**REQUIRED TASK**
Write out each line of the material again, word for word.

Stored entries

## BEGIN

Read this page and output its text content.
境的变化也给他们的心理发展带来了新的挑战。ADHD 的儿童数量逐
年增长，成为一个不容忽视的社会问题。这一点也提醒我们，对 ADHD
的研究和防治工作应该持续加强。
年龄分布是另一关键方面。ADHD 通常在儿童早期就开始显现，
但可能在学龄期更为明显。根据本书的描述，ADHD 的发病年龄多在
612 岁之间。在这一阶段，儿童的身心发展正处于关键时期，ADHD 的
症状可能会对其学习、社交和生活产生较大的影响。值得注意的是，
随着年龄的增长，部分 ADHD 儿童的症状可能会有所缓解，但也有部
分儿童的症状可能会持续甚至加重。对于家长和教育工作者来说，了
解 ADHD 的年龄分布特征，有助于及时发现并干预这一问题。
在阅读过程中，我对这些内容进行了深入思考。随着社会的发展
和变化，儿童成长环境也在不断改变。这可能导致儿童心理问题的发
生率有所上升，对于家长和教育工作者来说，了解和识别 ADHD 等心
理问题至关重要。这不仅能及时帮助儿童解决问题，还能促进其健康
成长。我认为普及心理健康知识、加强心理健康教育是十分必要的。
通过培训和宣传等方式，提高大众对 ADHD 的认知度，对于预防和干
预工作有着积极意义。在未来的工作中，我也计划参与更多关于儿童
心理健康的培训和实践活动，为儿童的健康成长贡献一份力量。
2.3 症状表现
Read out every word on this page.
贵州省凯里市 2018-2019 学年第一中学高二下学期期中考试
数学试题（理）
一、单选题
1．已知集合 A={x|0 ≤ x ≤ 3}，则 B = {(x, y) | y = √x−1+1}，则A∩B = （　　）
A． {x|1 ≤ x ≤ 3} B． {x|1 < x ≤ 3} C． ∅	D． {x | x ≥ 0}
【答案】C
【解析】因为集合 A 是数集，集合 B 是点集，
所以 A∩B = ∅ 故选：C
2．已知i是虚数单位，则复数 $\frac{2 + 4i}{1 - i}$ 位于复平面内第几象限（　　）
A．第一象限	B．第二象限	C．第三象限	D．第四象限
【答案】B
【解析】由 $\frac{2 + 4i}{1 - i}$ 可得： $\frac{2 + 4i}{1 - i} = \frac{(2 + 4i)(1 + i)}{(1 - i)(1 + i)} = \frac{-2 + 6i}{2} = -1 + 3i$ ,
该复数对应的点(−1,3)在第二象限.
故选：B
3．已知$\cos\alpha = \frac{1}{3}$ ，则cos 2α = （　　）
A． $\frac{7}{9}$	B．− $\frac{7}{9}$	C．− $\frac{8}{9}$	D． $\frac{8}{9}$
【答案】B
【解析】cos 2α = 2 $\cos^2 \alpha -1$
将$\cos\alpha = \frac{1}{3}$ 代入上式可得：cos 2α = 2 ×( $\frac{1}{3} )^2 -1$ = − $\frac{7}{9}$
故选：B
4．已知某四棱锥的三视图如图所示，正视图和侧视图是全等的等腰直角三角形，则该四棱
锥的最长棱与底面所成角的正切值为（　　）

## END

**FULL SOLUTION**
Read this page and output its text content.
境的变化也给他们的心理发展带来了新的挑战。ADHD 的儿童数量逐
年增长，成为一个不容忽视的社会问题。这一点也提醒我们，对 ADHD
的研究和防治工作应该持续加强。
年龄分布是另一关键方面。ADHD 通常在儿童早期就开始显现，
但可能在学龄期更为明显。根据本书的描述，ADHD 的发病年龄多在
612 岁之间。在这一阶段，儿童的身心发展正处于关键时期，ADHD 的
症状可能会对其学习、社交和生活产生较大的影响。值得注意的是，
随着年龄的增长，部分 ADHD 儿童的症状可能会有所缓解，但也有部
分儿童的症状可能会持续甚至加重。对于家长和教育工作者来说，了
解 ADHD 的年龄分布特征，有助于及时发现并干预这一问题。
在阅读过程中，我对这些内容进行了深入思考。随着社会的发展
和变化，儿童成长环境也在不断改变。这可能导致儿童心理问题的发
生率有所上升，对于家长和教育工作者来说，了解和识别 ADHD 等心
理问题至关重要。这不仅能及时帮助儿童解决问题，还能促进其健康
成长。我认为普及心理健康知识、加强心理健康教育是十分必要的。
通过培训和宣传等方式，提高大众对 ADHD 的认知度，对于预防和干
预工作有着积极意义。在未来的工作中，我也计划参与更多关于儿童
心理健康的培训和实践活动，为儿童的健康成长贡献一份力量。
2.3 症状表现
Read out every word on this page.
贵州省凯里市 2018-2019 学年第一中学高二下学期期中考试
数学试题（理）
一、单选题
1．已知集合 A={x|0 ≤ x ≤ 3}，则 B = {(x, y) | y = √x−1+1}，则A∩B = （　　）
A． {x|1 ≤ x ≤ 3} B． {x|1 < x ≤ 3} C． ∅	D． {x | x ≥ 0}
【答案】C
【解析】因为集合 A 是数集，集合 B 是点集，
所以 A∩B = ∅ 故选：C
2．已知i是虚数单位，则复数 $\frac{2 + 4i}{1 - i}$ 位于复平面内第几象限（　　）
A．第一象限	B．第二象限	C．第三象限	D．第四象限
【答案】B
【解析】由 $\frac{2 + 4i}{1 - i}$ 可得： $\frac{2 + 4i}{1 - i} = \frac{(2 + 4i)(1 + i)}{(1 - i)(1 + i)} = \frac{-2 + 6i}{2} = -1 + 3i$ ,
该复数对应的点(−1,3)在第二象限.
故选：B
3．已知$\cos\alpha = \frac{1}{3}$ ，则cos 2α = （　　）
A． $\frac{7}{9}$	B．− $\frac{7}{9}$	C．− $\frac{8}{9}$	D． $\frac{8}{9}$
【答案】B
【解析】cos 2α = 2 $\cos^2 \alpha -1$
将$\cos\alpha = \frac{1}{3}$ 代入上式可得：cos 2α = 2 ×( $\frac{1}{3} )^2 -1$ = − $\frac{7}{9}$
故选：B
4．已知某四棱锥的三视图如图所示，正视图和侧视图是全等的等腰直角三角形，则该四棱
锥的最长棱与底面所成角的正切值为（　　）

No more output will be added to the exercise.